DATA LISTING:

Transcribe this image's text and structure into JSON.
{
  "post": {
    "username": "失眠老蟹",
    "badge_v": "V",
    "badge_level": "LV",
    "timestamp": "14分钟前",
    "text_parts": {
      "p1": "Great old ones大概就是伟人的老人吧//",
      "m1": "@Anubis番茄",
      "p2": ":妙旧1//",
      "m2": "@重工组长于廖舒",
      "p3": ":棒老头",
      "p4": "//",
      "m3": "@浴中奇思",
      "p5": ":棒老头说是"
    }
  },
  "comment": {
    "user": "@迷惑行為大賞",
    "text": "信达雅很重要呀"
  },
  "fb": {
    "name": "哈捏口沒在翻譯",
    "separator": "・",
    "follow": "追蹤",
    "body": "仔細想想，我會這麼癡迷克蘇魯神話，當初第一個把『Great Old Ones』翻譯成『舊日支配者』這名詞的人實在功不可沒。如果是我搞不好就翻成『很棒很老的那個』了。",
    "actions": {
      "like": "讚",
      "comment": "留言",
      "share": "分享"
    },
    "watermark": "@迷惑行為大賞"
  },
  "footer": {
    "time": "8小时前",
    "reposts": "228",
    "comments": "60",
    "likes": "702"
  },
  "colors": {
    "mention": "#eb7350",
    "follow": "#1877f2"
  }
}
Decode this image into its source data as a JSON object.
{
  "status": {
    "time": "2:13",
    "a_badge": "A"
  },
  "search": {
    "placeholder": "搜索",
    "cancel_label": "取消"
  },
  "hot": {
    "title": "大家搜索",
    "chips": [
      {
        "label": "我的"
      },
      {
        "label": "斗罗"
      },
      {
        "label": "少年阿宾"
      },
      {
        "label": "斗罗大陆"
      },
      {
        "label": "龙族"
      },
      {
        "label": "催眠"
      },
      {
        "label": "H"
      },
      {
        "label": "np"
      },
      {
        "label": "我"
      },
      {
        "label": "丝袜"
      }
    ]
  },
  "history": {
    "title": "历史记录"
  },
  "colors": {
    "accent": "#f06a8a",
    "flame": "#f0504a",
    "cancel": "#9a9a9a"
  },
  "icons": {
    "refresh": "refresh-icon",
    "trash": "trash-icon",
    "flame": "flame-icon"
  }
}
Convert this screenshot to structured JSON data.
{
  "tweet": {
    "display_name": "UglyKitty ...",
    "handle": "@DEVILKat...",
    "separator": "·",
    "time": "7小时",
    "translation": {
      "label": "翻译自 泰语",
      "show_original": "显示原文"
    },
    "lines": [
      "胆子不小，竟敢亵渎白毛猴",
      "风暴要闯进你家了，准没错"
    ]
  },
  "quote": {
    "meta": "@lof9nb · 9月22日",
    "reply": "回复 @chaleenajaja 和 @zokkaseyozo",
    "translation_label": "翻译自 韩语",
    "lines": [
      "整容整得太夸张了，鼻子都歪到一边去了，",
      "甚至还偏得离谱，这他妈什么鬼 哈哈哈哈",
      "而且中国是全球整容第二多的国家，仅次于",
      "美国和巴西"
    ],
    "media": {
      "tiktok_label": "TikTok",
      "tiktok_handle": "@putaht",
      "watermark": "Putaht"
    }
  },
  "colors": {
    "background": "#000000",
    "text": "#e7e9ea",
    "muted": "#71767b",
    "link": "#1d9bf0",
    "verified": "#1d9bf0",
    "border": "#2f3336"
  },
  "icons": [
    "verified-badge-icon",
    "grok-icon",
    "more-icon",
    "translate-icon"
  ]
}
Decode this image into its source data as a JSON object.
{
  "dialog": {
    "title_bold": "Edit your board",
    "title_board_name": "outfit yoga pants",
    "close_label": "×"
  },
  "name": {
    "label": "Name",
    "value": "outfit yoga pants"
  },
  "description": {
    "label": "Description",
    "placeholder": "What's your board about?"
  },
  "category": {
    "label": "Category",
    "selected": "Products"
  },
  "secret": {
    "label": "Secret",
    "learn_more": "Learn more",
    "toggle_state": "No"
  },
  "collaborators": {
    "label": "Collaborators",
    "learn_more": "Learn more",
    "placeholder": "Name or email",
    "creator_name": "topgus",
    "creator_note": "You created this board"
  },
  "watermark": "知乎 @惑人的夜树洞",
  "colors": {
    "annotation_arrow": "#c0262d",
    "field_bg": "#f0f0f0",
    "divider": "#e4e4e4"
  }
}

TO DO: Scan the data for the word "your" and copy every line where it shows up.

COMPLETED EXERCISE:
    "title_bold": "Edit your board",
    "placeholder": "What's your board about?"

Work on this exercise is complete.